# Technik beim Brandungsangeln?



## Chief Brolly (10. März 2021)

Ich dachte schon immer daran, vom früheren Hafen- und Molenangeln mal zum "richtigen" Brandungsangeln vom Strand umzuswitchen. 
Auf Gran Canaria habe ich das zum 1. Mal mit einer unpassenden Ausrüstung mitte der 80er Jahre erfolglos versucht. Später dasselbe in den Herbstferien auf Wangerooge nochmals. 

Meine Fragen an die Profis sind: Welche Technik setzt ihr ein, um die Köder weit und komplett auszuwerten? Geht ihr da mit der Wathose dazu bis zum Bauch ins Wasser und werft dann aus? 
Ich habe gelesen/gehört, das bei auflandigem Wind die besten Aussichten bestehen, gut zu fangen, stimmt das? 

Welche Wurftechnik wendet ihr an, wie weit senkt ihr die Rute nach hinten? 
Ich spreche jetzt mal vom Brandungsangeln in der Nordsee, wenn man von einem Strand vor der Brandung seine Montagen zum liegen bringt, ist es da schlimm mit der Wollhand? 

Verwendet ihr spezielle Anti-Krabben Vorfächer bzw. Montagen? 
Was brauche ich an Papieren/Genehmigungen außer dem staatlichen Fischereischein?

__Rohdaten__.
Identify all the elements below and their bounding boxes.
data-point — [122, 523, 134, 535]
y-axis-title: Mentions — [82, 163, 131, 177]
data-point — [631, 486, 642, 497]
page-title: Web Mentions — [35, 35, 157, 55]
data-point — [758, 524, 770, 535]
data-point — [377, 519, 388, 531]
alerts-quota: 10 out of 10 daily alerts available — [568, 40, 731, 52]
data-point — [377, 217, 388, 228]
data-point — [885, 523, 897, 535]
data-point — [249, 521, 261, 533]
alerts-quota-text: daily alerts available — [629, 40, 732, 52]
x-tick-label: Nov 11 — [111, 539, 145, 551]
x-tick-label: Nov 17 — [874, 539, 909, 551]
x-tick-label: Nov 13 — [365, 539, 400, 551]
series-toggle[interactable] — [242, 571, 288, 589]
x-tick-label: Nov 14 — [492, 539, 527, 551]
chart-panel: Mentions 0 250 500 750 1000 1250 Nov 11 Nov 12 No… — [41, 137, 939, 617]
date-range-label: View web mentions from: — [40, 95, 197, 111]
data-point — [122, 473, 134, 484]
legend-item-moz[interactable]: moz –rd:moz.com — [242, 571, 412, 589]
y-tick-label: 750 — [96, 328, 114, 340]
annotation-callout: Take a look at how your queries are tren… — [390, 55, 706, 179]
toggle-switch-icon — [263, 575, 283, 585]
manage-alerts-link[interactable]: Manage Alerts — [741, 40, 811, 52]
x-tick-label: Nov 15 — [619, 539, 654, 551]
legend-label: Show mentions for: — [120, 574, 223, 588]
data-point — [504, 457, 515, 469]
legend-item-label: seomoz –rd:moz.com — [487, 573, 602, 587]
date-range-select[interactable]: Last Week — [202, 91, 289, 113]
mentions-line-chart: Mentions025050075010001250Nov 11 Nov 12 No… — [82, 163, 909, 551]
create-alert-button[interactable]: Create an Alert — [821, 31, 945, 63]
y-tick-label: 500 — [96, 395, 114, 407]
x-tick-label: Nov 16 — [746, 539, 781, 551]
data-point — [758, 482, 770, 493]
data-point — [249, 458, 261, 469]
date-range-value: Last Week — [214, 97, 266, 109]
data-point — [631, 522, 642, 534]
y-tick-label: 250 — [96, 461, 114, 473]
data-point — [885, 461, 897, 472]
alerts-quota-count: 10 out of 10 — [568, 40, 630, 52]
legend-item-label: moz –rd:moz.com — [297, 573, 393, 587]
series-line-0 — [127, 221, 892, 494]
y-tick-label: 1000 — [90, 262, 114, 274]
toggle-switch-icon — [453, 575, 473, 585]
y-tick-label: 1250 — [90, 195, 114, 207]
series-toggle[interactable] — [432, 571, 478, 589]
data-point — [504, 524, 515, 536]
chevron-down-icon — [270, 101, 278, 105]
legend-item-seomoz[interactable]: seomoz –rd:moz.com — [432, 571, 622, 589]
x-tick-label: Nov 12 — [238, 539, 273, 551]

__Aufgaben__.
1. Gib den Abschnitt des Forumsbeitrags zum Brandungsangeln, beginnend mit "Welche Wurftechnik wendet" und weiter bis einschließlich "Vorfächer bzw. Montagen?", aktualisiert wieder, indem du "Wollhand" durch "Wollhandkrabbe" ersetzt.
2. Wo wurde laut dem Forumsbeitrag zum Brandungsangeln Mitte der 80er Jahre der erste Versuch mit dem Brandungsangeln unternommen?

__Lösungen__.
1.
Welche Wurftechnik wendet ihr an, wie weit senkt ihr die Rute nach hinten? 
Ich spreche jetzt mal vom Brandungsangeln in der Nordsee, wenn man von einem Strand vor der Brandung seine Montagen zum liegen bringt, ist es da schlimm mit der Wollhandkrabbe? 

Verwendet ihr spezielle Anti-Krabben Vorfächer bzw. Montagen?

2. Der erste Versuch fand auf Gran Canaria statt.